Wherever a line holds the string "Central", copy that line.
— start Stored rows —
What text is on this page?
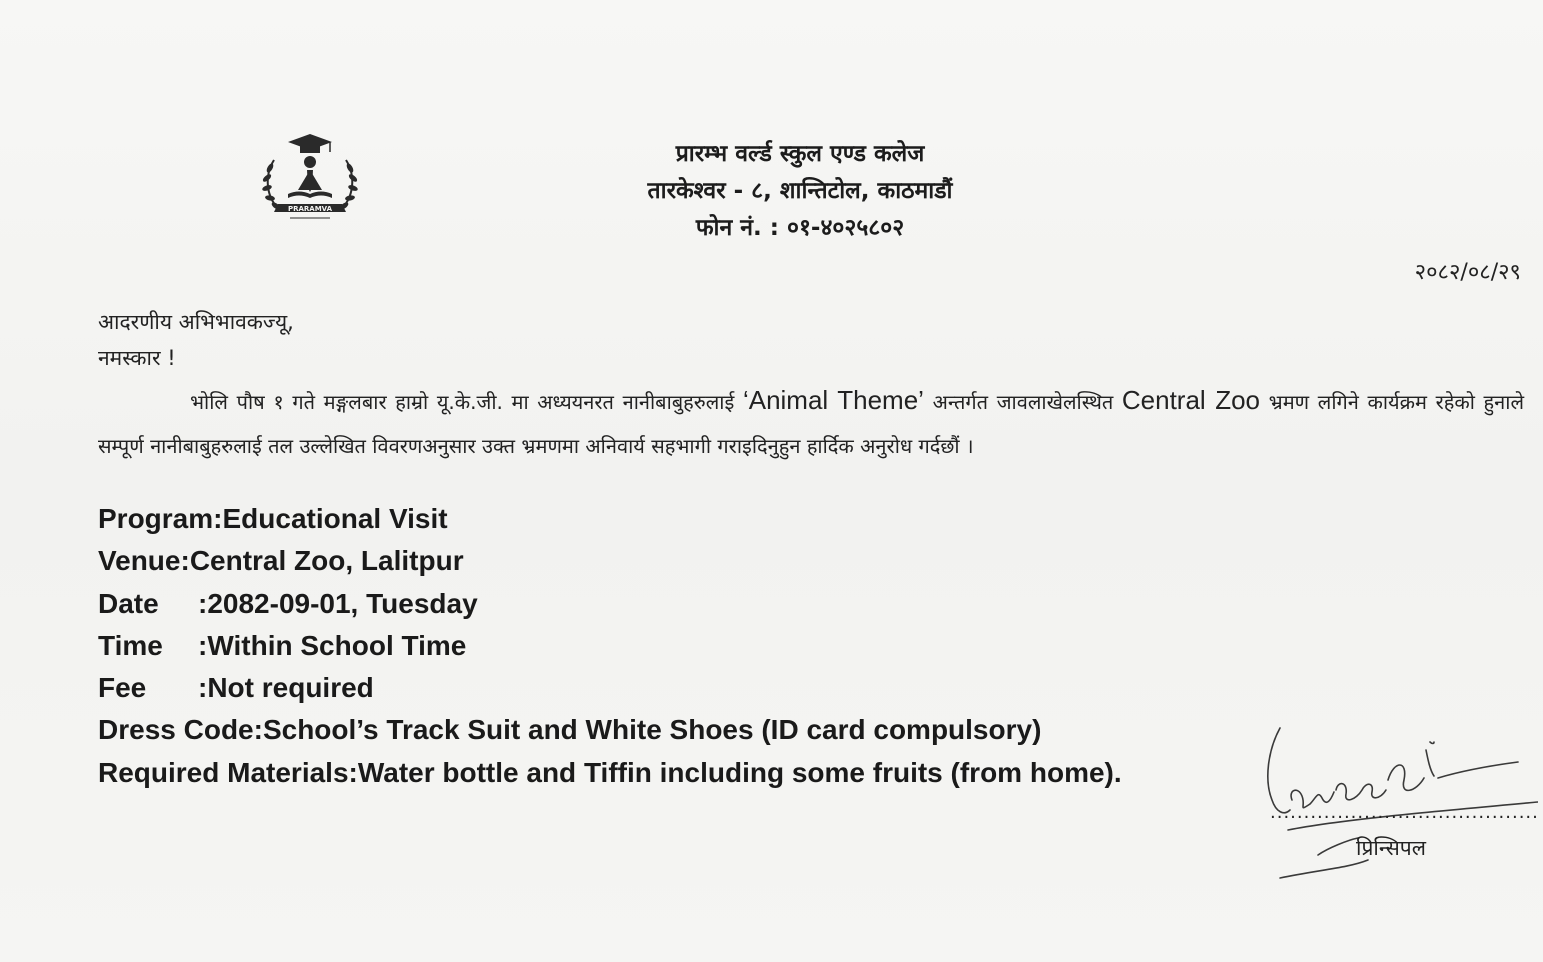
PRARAMVA
प्रारम्भ वर्ल्ड स्कुल एण्ड कलेज
तारकेश्वर - ८, शान्तिटोल, काठमाडौं
फोन नं. : ०१-४०२५८०२
२०८२/०८/२९
आदरणीय अभिभावकज्यू,
नमस्कार !
भोलि पौष १ गते मङ्गलबार हाम्रो यू.के.जी. मा अध्ययनरत नानीबाबुहरुलाई ‘Animal Theme’ अन्तर्गत जावलाखेलस्थित Central Zoo भ्रमण लगिने कार्यक्रम रहेको हुनाले सम्पूर्ण नानीबाबुहरुलाई तल उल्लेखित विवरणअनुसार उक्त भ्रमणमा अनिवार्य सहभागी गराइदिनुहुन हार्दिक अनुरोध गर्दछौं ।
Program : Educational Visit
Venue : Central Zoo, Lalitpur
Date	: 2082-09-01, Tuesday
Time	: Within School Time
Fee	: Not required
Dress Code : School’s Track Suit and White Shoes (ID card compulsory)
Required Materials : Water bottle and Tiffin including some fruits (from home).
........................................
प्रिन्सिपल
— end Stored rows —
Answer to the task:
भोलि पौष १ गते मङ्गलबार हाम्रो यू.के.जी. मा अध्ययनरत नानीबाबुहरुलाई ‘Animal Theme’ अन्तर्गत जावलाखेलस्थित Central Zoo भ्रमण लगिने कार्यक्रम रहेको हुनाले सम्पूर्ण नानीबाबुहरुलाई तल उल्लेखित विवरणअनुसार उक्त भ्रमणमा अनिवार्य सहभागी गराइदिनुहुन हार्दिक अनुरोध गर्दछौं ।
Venue : Central Zoo, Lalitpur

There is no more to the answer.